▶ [Task goal]: Copy every record below exactly.

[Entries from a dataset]
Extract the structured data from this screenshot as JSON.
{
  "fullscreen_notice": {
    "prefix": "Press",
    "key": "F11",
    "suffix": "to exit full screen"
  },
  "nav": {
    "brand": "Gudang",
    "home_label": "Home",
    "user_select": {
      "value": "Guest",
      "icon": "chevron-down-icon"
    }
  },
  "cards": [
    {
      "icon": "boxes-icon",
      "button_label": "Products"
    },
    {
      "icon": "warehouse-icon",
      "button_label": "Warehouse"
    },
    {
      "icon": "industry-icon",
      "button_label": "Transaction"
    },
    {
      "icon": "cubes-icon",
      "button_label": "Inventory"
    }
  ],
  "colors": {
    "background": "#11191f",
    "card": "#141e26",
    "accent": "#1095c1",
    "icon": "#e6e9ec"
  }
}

▶ [Response below]:
Extract the structured data from this screenshot as JSON.
{
  "fullscreen_notice": {
    "prefix": "Press",
    "key": "F11",
    "suffix": "to exit full screen"
  },
  "nav": {
    "brand": "Gudang",
    "home_label": "Home",
    "user_select": {
      "value": "Guest",
      "icon": "chevron-down-icon"
    }
  },
  "cards": [
    {
      "icon": "boxes-icon",
      "button_label": "Products"
    },
    {
      "icon": "warehouse-icon",
      "button_label": "Warehouse"
    },
    {
      "icon": "industry-icon",
      "button_label": "Transaction"
    },
    {
      "icon": "cubes-icon",
      "button_label": "Inventory"
    }
  ],
  "colors": {
    "background": "#11191f",
    "card": "#141e26",
    "accent": "#1095c1",
    "icon": "#e6e9ec"
  }
}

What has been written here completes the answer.